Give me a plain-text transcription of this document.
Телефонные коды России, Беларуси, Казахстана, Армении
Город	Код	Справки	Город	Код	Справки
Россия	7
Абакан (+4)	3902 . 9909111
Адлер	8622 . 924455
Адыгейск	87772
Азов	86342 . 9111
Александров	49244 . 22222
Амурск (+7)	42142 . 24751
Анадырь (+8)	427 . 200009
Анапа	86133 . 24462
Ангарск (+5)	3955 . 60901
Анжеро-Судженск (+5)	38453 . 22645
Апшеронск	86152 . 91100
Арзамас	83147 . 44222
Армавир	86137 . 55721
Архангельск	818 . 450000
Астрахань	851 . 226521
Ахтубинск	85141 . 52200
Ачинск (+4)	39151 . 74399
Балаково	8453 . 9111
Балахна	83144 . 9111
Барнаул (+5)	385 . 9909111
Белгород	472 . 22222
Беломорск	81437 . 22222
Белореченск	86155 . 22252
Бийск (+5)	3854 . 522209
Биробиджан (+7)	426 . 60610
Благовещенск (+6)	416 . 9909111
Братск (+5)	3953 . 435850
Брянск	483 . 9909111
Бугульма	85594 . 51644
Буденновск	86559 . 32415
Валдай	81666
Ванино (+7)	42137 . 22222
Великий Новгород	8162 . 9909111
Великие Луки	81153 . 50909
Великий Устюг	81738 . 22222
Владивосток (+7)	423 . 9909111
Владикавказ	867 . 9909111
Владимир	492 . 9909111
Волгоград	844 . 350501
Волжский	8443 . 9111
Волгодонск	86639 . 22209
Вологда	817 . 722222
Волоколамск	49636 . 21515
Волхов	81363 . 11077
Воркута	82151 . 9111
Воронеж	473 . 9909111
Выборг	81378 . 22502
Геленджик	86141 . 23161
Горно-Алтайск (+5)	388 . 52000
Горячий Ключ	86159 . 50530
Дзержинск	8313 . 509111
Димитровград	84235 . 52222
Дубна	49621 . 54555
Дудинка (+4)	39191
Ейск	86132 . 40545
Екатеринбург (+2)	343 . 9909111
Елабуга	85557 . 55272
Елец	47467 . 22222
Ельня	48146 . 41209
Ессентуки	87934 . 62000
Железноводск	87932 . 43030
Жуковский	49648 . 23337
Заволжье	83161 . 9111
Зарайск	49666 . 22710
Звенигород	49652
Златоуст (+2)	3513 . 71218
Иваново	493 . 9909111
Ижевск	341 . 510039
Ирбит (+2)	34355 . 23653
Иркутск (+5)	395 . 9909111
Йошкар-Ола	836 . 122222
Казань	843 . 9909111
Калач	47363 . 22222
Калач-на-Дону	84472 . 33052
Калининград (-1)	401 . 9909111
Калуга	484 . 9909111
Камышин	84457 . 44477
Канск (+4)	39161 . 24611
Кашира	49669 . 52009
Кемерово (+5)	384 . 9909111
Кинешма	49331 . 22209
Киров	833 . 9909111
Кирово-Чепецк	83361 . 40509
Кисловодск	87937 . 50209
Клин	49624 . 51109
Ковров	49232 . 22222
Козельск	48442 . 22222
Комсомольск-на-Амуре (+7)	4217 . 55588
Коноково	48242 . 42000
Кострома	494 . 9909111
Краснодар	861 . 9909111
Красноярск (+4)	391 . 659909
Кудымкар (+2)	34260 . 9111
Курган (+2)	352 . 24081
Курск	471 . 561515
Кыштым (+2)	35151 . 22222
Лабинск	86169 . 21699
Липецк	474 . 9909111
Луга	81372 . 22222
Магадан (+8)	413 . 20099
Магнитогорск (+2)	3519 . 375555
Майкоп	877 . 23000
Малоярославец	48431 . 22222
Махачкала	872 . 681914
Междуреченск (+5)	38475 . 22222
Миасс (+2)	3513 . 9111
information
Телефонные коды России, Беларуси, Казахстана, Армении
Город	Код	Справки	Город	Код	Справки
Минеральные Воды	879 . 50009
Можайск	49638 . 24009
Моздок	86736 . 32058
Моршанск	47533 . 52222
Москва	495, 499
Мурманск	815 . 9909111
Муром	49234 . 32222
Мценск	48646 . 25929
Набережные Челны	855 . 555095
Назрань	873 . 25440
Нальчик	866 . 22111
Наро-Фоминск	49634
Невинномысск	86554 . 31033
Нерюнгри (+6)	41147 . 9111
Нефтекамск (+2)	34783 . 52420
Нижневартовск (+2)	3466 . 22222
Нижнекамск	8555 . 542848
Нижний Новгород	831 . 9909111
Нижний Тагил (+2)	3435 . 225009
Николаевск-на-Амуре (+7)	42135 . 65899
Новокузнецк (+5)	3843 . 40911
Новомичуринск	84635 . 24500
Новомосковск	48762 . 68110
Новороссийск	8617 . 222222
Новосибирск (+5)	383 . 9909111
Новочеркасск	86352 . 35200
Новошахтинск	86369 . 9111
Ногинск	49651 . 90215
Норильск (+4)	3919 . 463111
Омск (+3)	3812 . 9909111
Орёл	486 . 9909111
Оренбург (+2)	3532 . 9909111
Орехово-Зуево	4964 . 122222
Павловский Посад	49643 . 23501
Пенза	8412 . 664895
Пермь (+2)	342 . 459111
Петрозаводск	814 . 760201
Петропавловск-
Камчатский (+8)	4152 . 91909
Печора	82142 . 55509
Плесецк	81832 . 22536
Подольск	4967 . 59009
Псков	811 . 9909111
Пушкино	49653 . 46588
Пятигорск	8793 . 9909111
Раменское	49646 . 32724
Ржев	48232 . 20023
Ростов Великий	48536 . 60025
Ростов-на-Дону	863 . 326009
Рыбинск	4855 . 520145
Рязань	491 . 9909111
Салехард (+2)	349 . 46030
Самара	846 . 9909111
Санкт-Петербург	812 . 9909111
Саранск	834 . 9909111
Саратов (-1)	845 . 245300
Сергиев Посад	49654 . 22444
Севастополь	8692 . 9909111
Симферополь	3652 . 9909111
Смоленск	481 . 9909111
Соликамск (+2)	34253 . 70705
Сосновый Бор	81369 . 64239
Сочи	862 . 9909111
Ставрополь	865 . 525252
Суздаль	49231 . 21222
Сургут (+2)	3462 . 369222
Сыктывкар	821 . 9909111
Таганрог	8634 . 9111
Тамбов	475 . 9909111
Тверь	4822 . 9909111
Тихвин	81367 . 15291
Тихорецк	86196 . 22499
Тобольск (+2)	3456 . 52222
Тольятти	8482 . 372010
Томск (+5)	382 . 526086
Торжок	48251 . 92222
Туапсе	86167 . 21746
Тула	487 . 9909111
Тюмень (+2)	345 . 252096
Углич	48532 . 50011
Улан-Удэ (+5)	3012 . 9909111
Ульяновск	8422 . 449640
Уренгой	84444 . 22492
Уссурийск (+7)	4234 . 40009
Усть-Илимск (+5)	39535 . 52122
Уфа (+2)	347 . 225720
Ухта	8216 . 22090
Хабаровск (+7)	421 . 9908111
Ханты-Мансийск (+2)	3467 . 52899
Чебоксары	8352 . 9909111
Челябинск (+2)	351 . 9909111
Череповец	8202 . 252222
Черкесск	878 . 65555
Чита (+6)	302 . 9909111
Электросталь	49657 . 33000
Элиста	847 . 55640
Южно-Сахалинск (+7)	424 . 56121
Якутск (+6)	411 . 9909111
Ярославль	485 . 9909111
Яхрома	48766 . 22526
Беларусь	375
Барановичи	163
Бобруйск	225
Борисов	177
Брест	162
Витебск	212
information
|---|
Retype all of the entries precisely as they are.

Give me a plain-text transcription of this document.
Телефонные коды России, Беларуси, Казахстана, Армении
Город	Код	Справки	Город	Код	Справки
Россия	7
Абакан (+4)	3902 . 9909111
Адлер	8622 . 924455
Адыгейск	87772
Азов	86342 . 9111
Александров	49244 . 22222
Амурск (+7)	42142 . 24751
Анадырь (+8)	427 . 200009
Анапа	86133 . 24462
Ангарск (+5)	3955 . 60901
Анжеро-Судженск (+5)	38453 . 22645
Апшеронск	86152 . 91100
Арзамас	83147 . 44222
Армавир	86137 . 55721
Архангельск	818 . 450000
Астрахань	851 . 226521
Ахтубинск	85141 . 52200
Ачинск (+4)	39151 . 74399
Балаково	8453 . 9111
Балахна	83144 . 9111
Барнаул (+5)	385 . 9909111
Белгород	472 . 22222
Беломорск	81437 . 22222
Белореченск	86155 . 22252
Бийск (+5)	3854 . 522209
Биробиджан (+7)	426 . 60610
Благовещенск (+6)	416 . 9909111
Братск (+5)	3953 . 435850
Брянск	483 . 9909111
Бугульма	85594 . 51644
Буденновск	86559 . 32415
Валдай	81666
Ванино (+7)	42137 . 22222
Великий Новгород	8162 . 9909111
Великие Луки	81153 . 50909
Великий Устюг	81738 . 22222
Владивосток (+7)	423 . 9909111
Владикавказ	867 . 9909111
Владимир	492 . 9909111
Волгоград	844 . 350501
Волжский	8443 . 9111
Волгодонск	86639 . 22209
Вологда	817 . 722222
Волоколамск	49636 . 21515
Волхов	81363 . 11077
Воркута	82151 . 9111
Воронеж	473 . 9909111
Выборг	81378 . 22502
Геленджик	86141 . 23161
Горно-Алтайск (+5)	388 . 52000
Горячий Ключ	86159 . 50530
Дзержинск	8313 . 509111
Димитровград	84235 . 52222
Дубна	49621 . 54555
Дудинка (+4)	39191
Ейск	86132 . 40545
Екатеринбург (+2)	343 . 9909111
Елабуга	85557 . 55272
Елец	47467 . 22222
Ельня	48146 . 41209
Ессентуки	87934 . 62000
Железноводск	87932 . 43030
Жуковский	49648 . 23337
Заволжье	83161 . 9111
Зарайск	49666 . 22710
Звенигород	49652
Златоуст (+2)	3513 . 71218
Иваново	493 . 9909111
Ижевск	341 . 510039
Ирбит (+2)	34355 . 23653
Иркутск (+5)	395 . 9909111
Йошкар-Ола	836 . 122222
Казань	843 . 9909111
Калач	47363 . 22222
Калач-на-Дону	84472 . 33052
Калининград (-1)	401 . 9909111
Калуга	484 . 9909111
Камышин	84457 . 44477
Канск (+4)	39161 . 24611
Кашира	49669 . 52009
Кемерово (+5)	384 . 9909111
Кинешма	49331 . 22209
Киров	833 . 9909111
Кирово-Чепецк	83361 . 40509
Кисловодск	87937 . 50209
Клин	49624 . 51109
Ковров	49232 . 22222
Козельск	48442 . 22222
Комсомольск-на-Амуре (+7)	4217 . 55588
Коноково	48242 . 42000
Кострома	494 . 9909111
Краснодар	861 . 9909111
Красноярск (+4)	391 . 659909
Кудымкар (+2)	34260 . 9111
Курган (+2)	352 . 24081
Курск	471 . 561515
Кыштым (+2)	35151 . 22222
Лабинск	86169 . 21699
Липецк	474 . 9909111
Луга	81372 . 22222
Магадан (+8)	413 . 20099
Магнитогорск (+2)	3519 . 375555
Майкоп	877 . 23000
Малоярославец	48431 . 22222
Махачкала	872 . 681914
Междуреченск (+5)	38475 . 22222
Миасс (+2)	3513 . 9111
information
Телефонные коды России, Беларуси, Казахстана, Армении
Город	Код	Справки	Город	Код	Справки
Минеральные Воды	879 . 50009
Можайск	49638 . 24009
Моздок	86736 . 32058
Моршанск	47533 . 52222
Москва	495, 499
Мурманск	815 . 9909111
Муром	49234 . 32222
Мценск	48646 . 25929
Набережные Челны	855 . 555095
Назрань	873 . 25440
Нальчик	866 . 22111
Наро-Фоминск	49634
Невинномысск	86554 . 31033
Нерюнгри (+6)	41147 . 9111
Нефтекамск (+2)	34783 . 52420
Нижневартовск (+2)	3466 . 22222
Нижнекамск	8555 . 542848
Нижний Новгород	831 . 9909111
Нижний Тагил (+2)	3435 . 225009
Николаевск-на-Амуре (+7)	42135 . 65899
Новокузнецк (+5)	3843 . 40911
Новомичуринск	84635 . 24500
Новомосковск	48762 . 68110
Новороссийск	8617 . 222222
Новосибирск (+5)	383 . 9909111
Новочеркасск	86352 . 35200
Новошахтинск	86369 . 9111
Ногинск	49651 . 90215
Норильск (+4)	3919 . 463111
Омск (+3)	3812 . 9909111
Орёл	486 . 9909111
Оренбург (+2)	3532 . 9909111
Орехово-Зуево	4964 . 122222
Павловский Посад	49643 . 23501
Пенза	8412 . 664895
Пермь (+2)	342 . 459111
Петрозаводск	814 . 760201
Петропавловск-
Камчатский (+8)	4152 . 91909
Печора	82142 . 55509
Плесецк	81832 . 22536
Подольск	4967 . 59009
Псков	811 . 9909111
Пушкино	49653 . 46588
Пятигорск	8793 . 9909111
Раменское	49646 . 32724
Ржев	48232 . 20023
Ростов Великий	48536 . 60025
Ростов-на-Дону	863 . 326009
Рыбинск	4855 . 520145
Рязань	491 . 9909111
Салехард (+2)	349 . 46030
Самара	846 . 9909111
Санкт-Петербург	812 . 9909111
Саранск	834 . 9909111
Саратов (-1)	845 . 245300
Сергиев Посад	49654 . 22444
Севастополь	8692 . 9909111
Симферополь	3652 . 9909111
Смоленск	481 . 9909111
Соликамск (+2)	34253 . 70705
Сосновый Бор	81369 . 64239
Сочи	862 . 9909111
Ставрополь	865 . 525252
Суздаль	49231 . 21222
Сургут (+2)	3462 . 369222
Сыктывкар	821 . 9909111
Таганрог	8634 . 9111
Тамбов	475 . 9909111
Тверь	4822 . 9909111
Тихвин	81367 . 15291
Тихорецк	86196 . 22499
Тобольск (+2)	3456 . 52222
Тольятти	8482 . 372010
Томск (+5)	382 . 526086
Торжок	48251 . 92222
Туапсе	86167 . 21746
Тула	487 . 9909111
Тюмень (+2)	345 . 252096
Углич	48532 . 50011
Улан-Удэ (+5)	3012 . 9909111
Ульяновск	8422 . 449640
Уренгой	84444 . 22492
Уссурийск (+7)	4234 . 40009
Усть-Илимск (+5)	39535 . 52122
Уфа (+2)	347 . 225720
Ухта	8216 . 22090
Хабаровск (+7)	421 . 9908111
Ханты-Мансийск (+2)	3467 . 52899
Чебоксары	8352 . 9909111
Челябинск (+2)	351 . 9909111
Череповец	8202 . 252222
Черкесск	878 . 65555
Чита (+6)	302 . 9909111
Электросталь	49657 . 33000
Элиста	847 . 55640
Южно-Сахалинск (+7)	424 . 56121
Якутск (+6)	411 . 9909111
Ярославль	485 . 9909111
Яхрома	48766 . 22526
Беларусь	375
Барановичи	163
Бобруйск	225
Борисов	177
Брест	162
Витебск	212
information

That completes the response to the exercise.